═════ Records provided ═════

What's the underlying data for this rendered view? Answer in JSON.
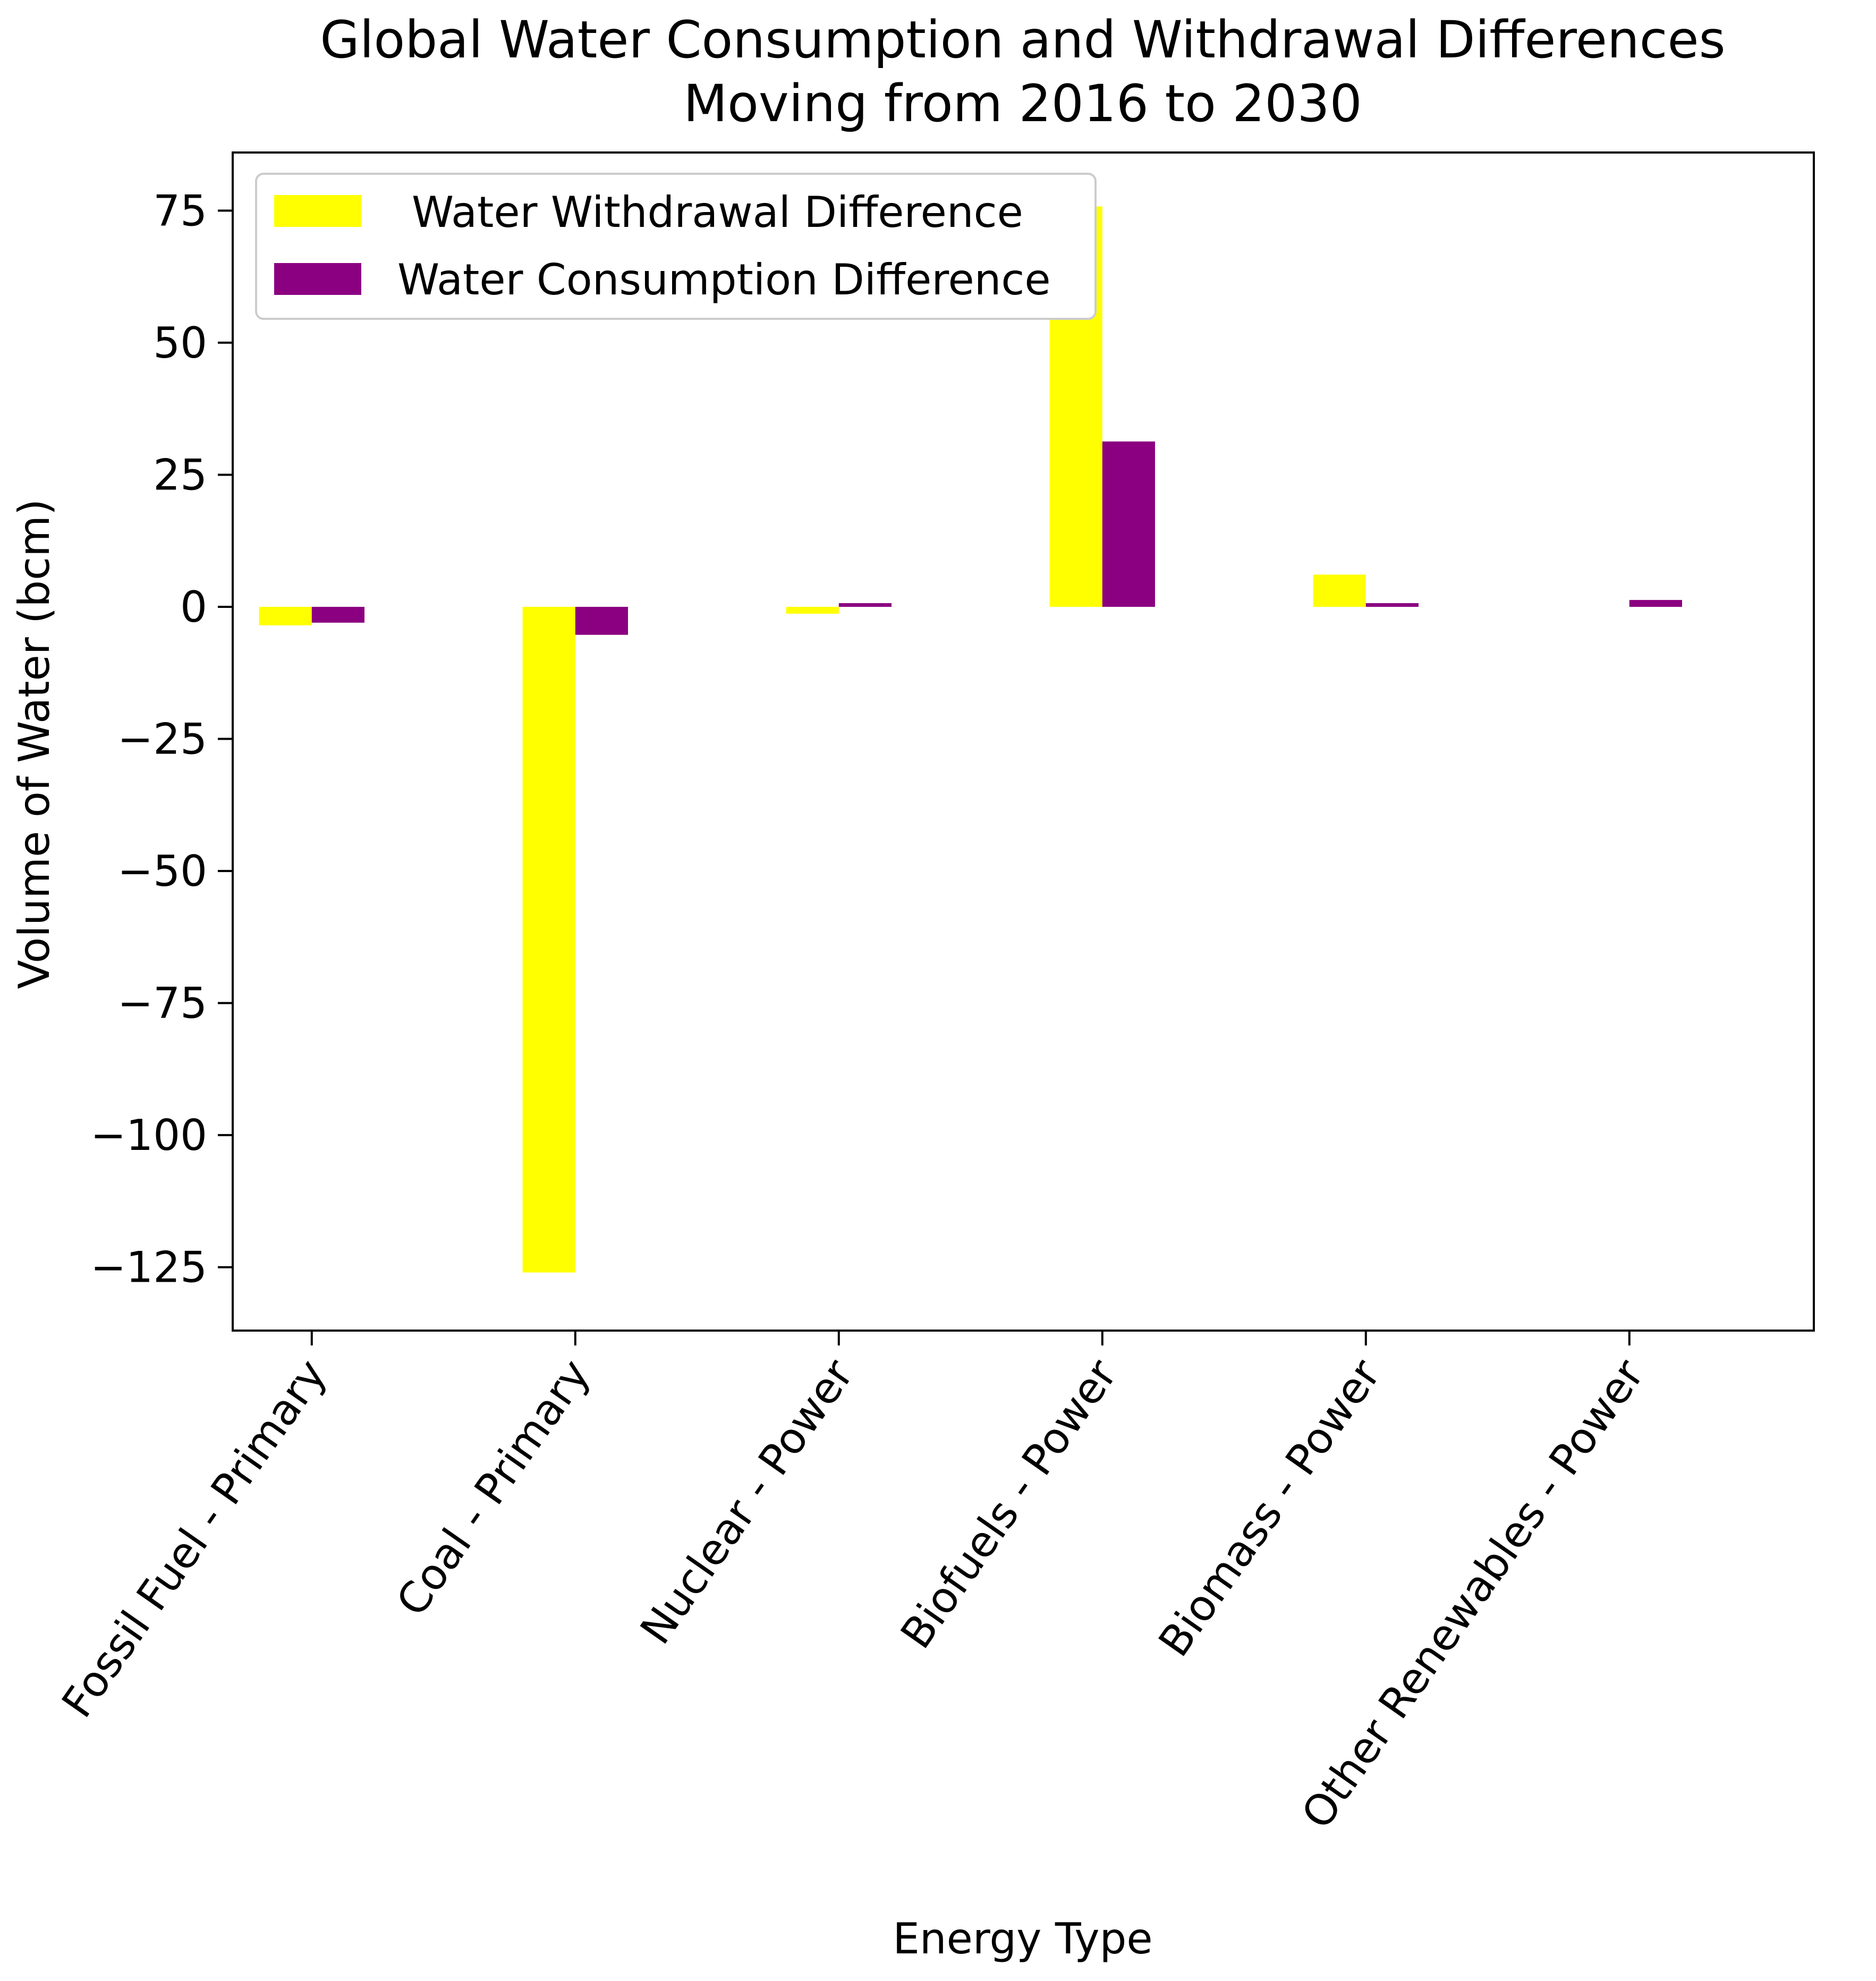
{
  "chart_data": {
    "type": "bar",
    "title_line1": "Global  Water Consumption and Withdrawal Differences",
    "title_line2": "Moving from 2016 to 2030",
    "xlabel": "Energy Type",
    "ylabel": "Volume of Water (bcm)",
    "ylim": [
      -137,
      86
    ],
    "yticks": [
      {
        "value": 75,
        "label": "75"
      },
      {
        "value": 50,
        "label": "50"
      },
      {
        "value": 25,
        "label": "25"
      },
      {
        "value": 0,
        "label": "0"
      },
      {
        "value": -25,
        "label": "−25"
      },
      {
        "value": -50,
        "label": "−50"
      },
      {
        "value": -75,
        "label": "−75"
      },
      {
        "value": -100,
        "label": "−100"
      },
      {
        "value": -125,
        "label": "−125"
      }
    ],
    "categories": [
      "Fossil Fuel - Primary",
      "Coal - Primary",
      "Nuclear - Power",
      "Biofuels - Power",
      "Biomass - Power",
      "Other Renewables - Power"
    ],
    "series": [
      {
        "name": "Water Withdrawal Difference",
        "color": "#ffff00",
        "values": [
          -3.5,
          -126,
          -1.3,
          75.8,
          6.1,
          0.0
        ]
      },
      {
        "name": "Water Consumption Difference",
        "color": "#8b0080",
        "values": [
          -3.0,
          -5.3,
          0.7,
          31.3,
          0.7,
          1.3
        ]
      }
    ],
    "legend_position": "upper-left"
  }
}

═════

## Direction
Leave out the pictures and output the rest of the material exactly as written.

## Response to this task
What's the underlying data for this rendered view? Answer in JSON.
{
  "chart_data": {
    "type": "bar",
    "title_line1": "Global  Water Consumption and Withdrawal Differences",
    "title_line2": "Moving from 2016 to 2030",
    "xlabel": "Energy Type",
    "ylabel": "Volume of Water (bcm)",
    "ylim": [
      -137,
      86
    ],
    "yticks": [
      {
        "value": 75,
        "label": "75"
      },
      {
        "value": 50,
        "label": "50"
      },
      {
        "value": 25,
        "label": "25"
      },
      {
        "value": 0,
        "label": "0"
      },
      {
        "value": -25,
        "label": "−25"
      },
      {
        "value": -50,
        "label": "−50"
      },
      {
        "value": -75,
        "label": "−75"
      },
      {
        "value": -100,
        "label": "−100"
      },
      {
        "value": -125,
        "label": "−125"
      }
    ],
    "categories": [
      "Fossil Fuel - Primary",
      "Coal - Primary",
      "Nuclear - Power",
      "Biofuels - Power",
      "Biomass - Power",
      "Other Renewables - Power"
    ],
    "series": [
      {
        "name": "Water Withdrawal Difference",
        "color": "#ffff00",
        "values": [
          -3.5,
          -126,
          -1.3,
          75.8,
          6.1,
          0.0
        ]
      },
      {
        "name": "Water Consumption Difference",
        "color": "#8b0080",
        "values": [
          -3.0,
          -5.3,
          0.7,
          31.3,
          0.7,
          1.3
        ]
      }
    ],
    "legend_position": "upper-left"
  }
}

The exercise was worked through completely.